STATED EXERCISE —
Copy out all of the data below with no alterations.
>> start SOURCE DATA
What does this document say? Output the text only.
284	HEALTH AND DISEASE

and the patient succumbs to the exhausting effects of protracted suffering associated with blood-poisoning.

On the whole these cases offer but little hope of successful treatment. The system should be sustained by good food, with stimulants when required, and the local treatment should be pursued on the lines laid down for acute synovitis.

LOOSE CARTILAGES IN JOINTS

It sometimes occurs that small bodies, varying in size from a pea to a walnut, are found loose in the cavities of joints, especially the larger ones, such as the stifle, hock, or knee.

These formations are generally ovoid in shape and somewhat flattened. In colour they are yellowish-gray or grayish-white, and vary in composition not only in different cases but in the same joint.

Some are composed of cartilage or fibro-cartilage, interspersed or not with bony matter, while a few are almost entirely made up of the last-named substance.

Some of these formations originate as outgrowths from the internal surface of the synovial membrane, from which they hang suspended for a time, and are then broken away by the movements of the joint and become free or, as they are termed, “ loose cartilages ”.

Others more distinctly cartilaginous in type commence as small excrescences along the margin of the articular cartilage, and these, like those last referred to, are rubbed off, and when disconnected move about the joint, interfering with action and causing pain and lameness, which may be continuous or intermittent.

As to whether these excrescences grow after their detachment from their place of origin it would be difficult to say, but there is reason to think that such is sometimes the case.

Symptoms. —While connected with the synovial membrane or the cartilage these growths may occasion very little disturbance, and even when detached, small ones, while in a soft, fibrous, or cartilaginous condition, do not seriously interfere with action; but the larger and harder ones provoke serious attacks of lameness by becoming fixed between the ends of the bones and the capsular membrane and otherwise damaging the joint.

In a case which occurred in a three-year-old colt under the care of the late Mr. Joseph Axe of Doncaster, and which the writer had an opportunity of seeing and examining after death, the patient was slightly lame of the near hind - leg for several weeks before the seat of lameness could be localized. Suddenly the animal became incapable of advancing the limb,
>> end SOURCE DATA
SOLUTION FOR THIS TASK —
What does this document say? Output the text only.
284	HEALTH AND DISEASE

and the patient succumbs to the exhausting effects of protracted suffering associated with blood-poisoning.

On the whole these cases offer but little hope of successful treatment. The system should be sustained by good food, with stimulants when required, and the local treatment should be pursued on the lines laid down for acute synovitis.

LOOSE CARTILAGES IN JOINTS

It sometimes occurs that small bodies, varying in size from a pea to a walnut, are found loose in the cavities of joints, especially the larger ones, such as the stifle, hock, or knee.

These formations are generally ovoid in shape and somewhat flattened. In colour they are yellowish-gray or grayish-white, and vary in composition not only in different cases but in the same joint.

Some are composed of cartilage or fibro-cartilage, interspersed or not with bony matter, while a few are almost entirely made up of the last-named substance.

Some of these formations originate as outgrowths from the internal surface of the synovial membrane, from which they hang suspended for a time, and are then broken away by the movements of the joint and become free or, as they are termed, “ loose cartilages ”.

Others more distinctly cartilaginous in type commence as small excrescences along the margin of the articular cartilage, and these, like those last referred to, are rubbed off, and when disconnected move about the joint, interfering with action and causing pain and lameness, which may be continuous or intermittent.

As to whether these excrescences grow after their detachment from their place of origin it would be difficult to say, but there is reason to think that such is sometimes the case.

Symptoms. —While connected with the synovial membrane or the cartilage these growths may occasion very little disturbance, and even when detached, small ones, while in a soft, fibrous, or cartilaginous condition, do not seriously interfere with action; but the larger and harder ones provoke serious attacks of lameness by becoming fixed between the ends of the bones and the capsular membrane and otherwise damaging the joint.

In a case which occurred in a three-year-old colt under the care of the late Mr. Joseph Axe of Doncaster, and which the writer had an opportunity of seeing and examining after death, the patient was slightly lame of the near hind - leg for several weeks before the seat of lameness could be localized. Suddenly the animal became incapable of advancing the limb,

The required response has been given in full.